**INFORMATION PROVIDED:**
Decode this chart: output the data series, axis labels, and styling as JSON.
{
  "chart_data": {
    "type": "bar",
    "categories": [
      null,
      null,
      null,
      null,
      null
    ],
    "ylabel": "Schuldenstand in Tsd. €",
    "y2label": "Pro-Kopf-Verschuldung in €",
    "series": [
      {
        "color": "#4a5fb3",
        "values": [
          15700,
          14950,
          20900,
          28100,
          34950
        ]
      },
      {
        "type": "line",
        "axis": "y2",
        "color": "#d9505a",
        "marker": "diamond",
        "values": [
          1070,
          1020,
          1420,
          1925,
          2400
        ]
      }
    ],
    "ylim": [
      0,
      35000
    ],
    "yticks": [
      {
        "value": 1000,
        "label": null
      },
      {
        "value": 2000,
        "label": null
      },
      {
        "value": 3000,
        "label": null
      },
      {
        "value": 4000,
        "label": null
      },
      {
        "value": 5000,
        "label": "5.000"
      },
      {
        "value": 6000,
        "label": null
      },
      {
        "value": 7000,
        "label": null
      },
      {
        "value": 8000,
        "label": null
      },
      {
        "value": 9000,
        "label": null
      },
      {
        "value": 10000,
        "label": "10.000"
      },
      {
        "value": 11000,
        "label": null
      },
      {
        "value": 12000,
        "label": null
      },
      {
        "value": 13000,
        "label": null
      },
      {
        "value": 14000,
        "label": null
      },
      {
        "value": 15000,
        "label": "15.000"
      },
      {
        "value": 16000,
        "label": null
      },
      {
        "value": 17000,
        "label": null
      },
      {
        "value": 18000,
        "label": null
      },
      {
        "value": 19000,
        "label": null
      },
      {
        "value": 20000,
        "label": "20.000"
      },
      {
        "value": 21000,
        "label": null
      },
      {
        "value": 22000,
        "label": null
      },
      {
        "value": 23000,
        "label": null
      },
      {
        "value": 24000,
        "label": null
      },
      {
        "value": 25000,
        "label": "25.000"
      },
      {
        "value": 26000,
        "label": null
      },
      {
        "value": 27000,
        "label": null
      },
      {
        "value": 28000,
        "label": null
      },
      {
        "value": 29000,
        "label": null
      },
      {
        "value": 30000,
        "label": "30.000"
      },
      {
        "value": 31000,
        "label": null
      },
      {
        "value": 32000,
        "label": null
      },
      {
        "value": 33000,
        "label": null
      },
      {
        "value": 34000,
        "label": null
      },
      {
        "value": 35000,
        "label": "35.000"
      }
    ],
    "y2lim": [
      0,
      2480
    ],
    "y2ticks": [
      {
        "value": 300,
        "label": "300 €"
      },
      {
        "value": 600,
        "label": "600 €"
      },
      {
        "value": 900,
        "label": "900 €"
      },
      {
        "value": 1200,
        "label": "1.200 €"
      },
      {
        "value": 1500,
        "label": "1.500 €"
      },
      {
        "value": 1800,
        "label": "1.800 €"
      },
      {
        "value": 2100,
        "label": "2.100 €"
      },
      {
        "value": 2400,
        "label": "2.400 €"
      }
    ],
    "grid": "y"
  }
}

**STATED GOAL:** Repeat the material in full, exactly as it stands.

**OUTPUT FOR THIS TASK:**
Decode this chart: output the data series, axis labels, and styling as JSON.
{
  "chart_data": {
    "type": "bar",
    "categories": [
      null,
      null,
      null,
      null,
      null
    ],
    "ylabel": "Schuldenstand in Tsd. €",
    "y2label": "Pro-Kopf-Verschuldung in €",
    "series": [
      {
        "color": "#4a5fb3",
        "values": [
          15700,
          14950,
          20900,
          28100,
          34950
        ]
      },
      {
        "type": "line",
        "axis": "y2",
        "color": "#d9505a",
        "marker": "diamond",
        "values": [
          1070,
          1020,
          1420,
          1925,
          2400
        ]
      }
    ],
    "ylim": [
      0,
      35000
    ],
    "yticks": [
      {
        "value": 1000,
        "label": null
      },
      {
        "value": 2000,
        "label": null
      },
      {
        "value": 3000,
        "label": null
      },
      {
        "value": 4000,
        "label": null
      },
      {
        "value": 5000,
        "label": "5.000"
      },
      {
        "value": 6000,
        "label": null
      },
      {
        "value": 7000,
        "label": null
      },
      {
        "value": 8000,
        "label": null
      },
      {
        "value": 9000,
        "label": null
      },
      {
        "value": 10000,
        "label": "10.000"
      },
      {
        "value": 11000,
        "label": null
      },
      {
        "value": 12000,
        "label": null
      },
      {
        "value": 13000,
        "label": null
      },
      {
        "value": 14000,
        "label": null
      },
      {
        "value": 15000,
        "label": "15.000"
      },
      {
        "value": 16000,
        "label": null
      },
      {
        "value": 17000,
        "label": null
      },
      {
        "value": 18000,
        "label": null
      },
      {
        "value": 19000,
        "label": null
      },
      {
        "value": 20000,
        "label": "20.000"
      },
      {
        "value": 21000,
        "label": null
      },
      {
        "value": 22000,
        "label": null
      },
      {
        "value": 23000,
        "label": null
      },
      {
        "value": 24000,
        "label": null
      },
      {
        "value": 25000,
        "label": "25.000"
      },
      {
        "value": 26000,
        "label": null
      },
      {
        "value": 27000,
        "label": null
      },
      {
        "value": 28000,
        "label": null
      },
      {
        "value": 29000,
        "label": null
      },
      {
        "value": 30000,
        "label": "30.000"
      },
      {
        "value": 31000,
        "label": null
      },
      {
        "value": 32000,
        "label": null
      },
      {
        "value": 33000,
        "label": null
      },
      {
        "value": 34000,
        "label": null
      },
      {
        "value": 35000,
        "label": "35.000"
      }
    ],
    "y2lim": [
      0,
      2480
    ],
    "y2ticks": [
      {
        "value": 300,
        "label": "300 €"
      },
      {
        "value": 600,
        "label": "600 €"
      },
      {
        "value": 900,
        "label": "900 €"
      },
      {
        "value": 1200,
        "label": "1.200 €"
      },
      {
        "value": 1500,
        "label": "1.500 €"
      },
      {
        "value": 1800,
        "label": "1.800 €"
      },
      {
        "value": 2100,
        "label": "2.100 €"
      },
      {
        "value": 2400,
        "label": "2.400 €"
      }
    ],
    "grid": "y"
  }
}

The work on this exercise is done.